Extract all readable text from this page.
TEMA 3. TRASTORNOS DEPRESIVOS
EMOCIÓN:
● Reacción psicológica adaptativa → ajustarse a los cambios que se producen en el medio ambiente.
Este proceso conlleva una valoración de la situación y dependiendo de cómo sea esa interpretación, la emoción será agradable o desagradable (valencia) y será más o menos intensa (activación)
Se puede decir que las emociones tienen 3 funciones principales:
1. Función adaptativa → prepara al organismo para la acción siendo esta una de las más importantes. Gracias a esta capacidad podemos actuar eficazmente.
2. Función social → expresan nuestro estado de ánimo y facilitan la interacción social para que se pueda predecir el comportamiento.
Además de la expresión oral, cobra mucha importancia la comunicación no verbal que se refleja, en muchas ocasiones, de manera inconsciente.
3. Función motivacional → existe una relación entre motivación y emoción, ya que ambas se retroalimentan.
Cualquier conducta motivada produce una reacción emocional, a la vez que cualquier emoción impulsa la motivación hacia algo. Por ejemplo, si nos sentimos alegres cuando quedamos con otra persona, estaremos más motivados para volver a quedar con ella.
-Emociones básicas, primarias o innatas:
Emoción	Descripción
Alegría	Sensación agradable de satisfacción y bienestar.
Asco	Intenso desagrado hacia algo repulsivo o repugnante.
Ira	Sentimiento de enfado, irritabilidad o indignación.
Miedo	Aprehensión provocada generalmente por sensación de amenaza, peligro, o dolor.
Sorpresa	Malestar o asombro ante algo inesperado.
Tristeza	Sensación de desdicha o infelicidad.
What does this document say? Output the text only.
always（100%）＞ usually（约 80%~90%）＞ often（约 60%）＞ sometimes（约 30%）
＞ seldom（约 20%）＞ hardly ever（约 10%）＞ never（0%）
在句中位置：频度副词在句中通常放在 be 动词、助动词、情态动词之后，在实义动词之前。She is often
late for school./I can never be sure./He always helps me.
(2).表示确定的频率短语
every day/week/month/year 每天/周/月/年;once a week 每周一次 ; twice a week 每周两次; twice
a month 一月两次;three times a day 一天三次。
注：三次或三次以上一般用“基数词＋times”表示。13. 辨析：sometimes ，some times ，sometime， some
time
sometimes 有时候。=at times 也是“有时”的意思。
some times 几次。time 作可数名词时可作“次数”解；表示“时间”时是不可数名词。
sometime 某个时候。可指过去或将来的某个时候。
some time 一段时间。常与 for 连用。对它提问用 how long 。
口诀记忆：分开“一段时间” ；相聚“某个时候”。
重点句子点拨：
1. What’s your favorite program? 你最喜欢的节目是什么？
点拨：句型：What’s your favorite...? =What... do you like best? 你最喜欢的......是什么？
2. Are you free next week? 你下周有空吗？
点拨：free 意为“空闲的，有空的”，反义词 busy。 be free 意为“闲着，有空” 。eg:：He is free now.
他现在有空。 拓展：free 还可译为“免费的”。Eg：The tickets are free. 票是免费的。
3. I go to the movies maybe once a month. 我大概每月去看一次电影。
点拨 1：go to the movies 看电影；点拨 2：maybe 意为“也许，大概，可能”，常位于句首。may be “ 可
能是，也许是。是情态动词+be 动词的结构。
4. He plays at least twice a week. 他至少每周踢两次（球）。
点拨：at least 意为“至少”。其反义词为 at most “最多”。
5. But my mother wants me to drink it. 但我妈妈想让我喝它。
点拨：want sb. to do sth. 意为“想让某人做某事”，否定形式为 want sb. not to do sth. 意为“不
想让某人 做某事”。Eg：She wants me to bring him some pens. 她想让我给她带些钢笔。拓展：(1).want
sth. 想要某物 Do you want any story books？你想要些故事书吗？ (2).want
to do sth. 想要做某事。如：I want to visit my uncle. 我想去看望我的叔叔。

Work to complete ->
Find each line with the string "favorite" and copy it out.

The result ->
1. What’s your favorite program? 你最喜欢的节目是什么？
点拨：句型：What’s your favorite...? =What... do you like best? 你最喜欢的......是什么？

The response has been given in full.